DIRECTIONS FOR THIS TASK:
Give all the lines below again, exactly, with no pictures.

INPUT ROWS:
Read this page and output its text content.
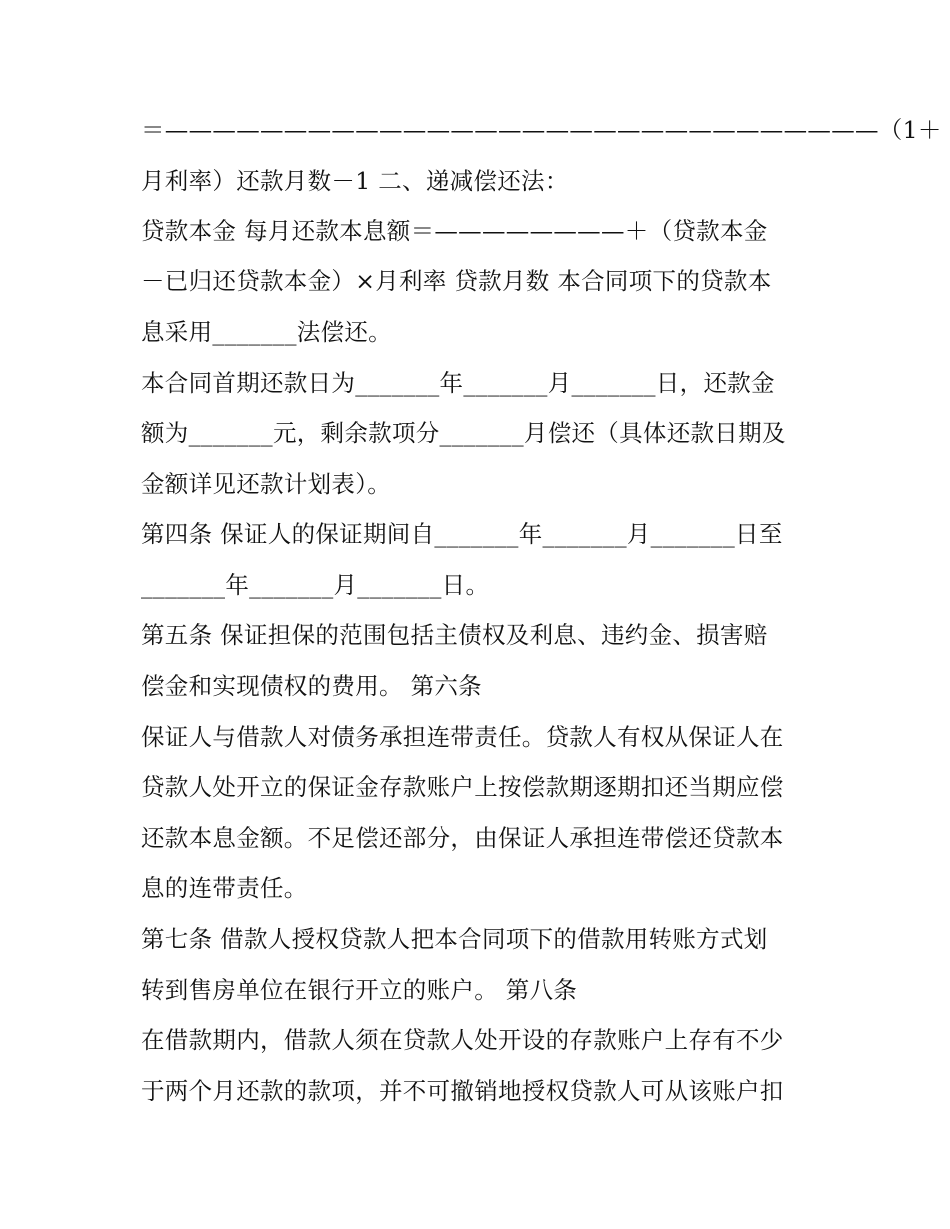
＝——————————————————————————————（1＋
月利率）还款月数－1 二、递减偿还法：
贷款本金 每月还款本息额＝————————＋（贷款本金
－已归还贷款本金）×月利率 贷款月数 本合同项下的贷款本
息采用_______法偿还。
本合同首期还款日为_______年_______月_______日，还款金
额为_______元，剩余款项分_______月偿还（具体还款日期及
金额详见还款计划表）。
第四条 保证人的保证期间自_______年_______月_______日至
_______年_______月_______日。
第五条 保证担保的范围包括主债权及利息、违约金、损害赔
偿金和实现债权的费用。 第六条
保证人与借款人对债务承担连带责任。贷款人有权从保证人在
贷款人处开立的保证金存款账户上按偿款期逐期扣还当期应偿
还款本息金额。不足偿还部分，由保证人承担连带偿还贷款本
息的连带责任。
第七条 借款人授权贷款人把本合同项下的借款用转账方式划
转到售房单位在银行开立的账户。 第八条
在借款期内，借款人须在贷款人处开设的存款账户上存有不少
于两个月还款的款项，并不可撤销地授权贷款人可从该账户扣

RESULT OF THE EXERCISE:
Read this page and output its text content.
＝——————————————————————————————（1＋
月利率）还款月数－1 二、递减偿还法：
贷款本金 每月还款本息额＝————————＋（贷款本金
－已归还贷款本金）×月利率 贷款月数 本合同项下的贷款本
息采用_______法偿还。
本合同首期还款日为_______年_______月_______日，还款金
额为_______元，剩余款项分_______月偿还（具体还款日期及
金额详见还款计划表）。
第四条 保证人的保证期间自_______年_______月_______日至
_______年_______月_______日。
第五条 保证担保的范围包括主债权及利息、违约金、损害赔
偿金和实现债权的费用。 第六条
保证人与借款人对债务承担连带责任。贷款人有权从保证人在
贷款人处开立的保证金存款账户上按偿款期逐期扣还当期应偿
还款本息金额。不足偿还部分，由保证人承担连带偿还贷款本
息的连带责任。
第七条 借款人授权贷款人把本合同项下的借款用转账方式划
转到售房单位在银行开立的账户。 第八条
在借款期内，借款人须在贷款人处开设的存款账户上存有不少
于两个月还款的款项，并不可撤销地授权贷款人可从该账户扣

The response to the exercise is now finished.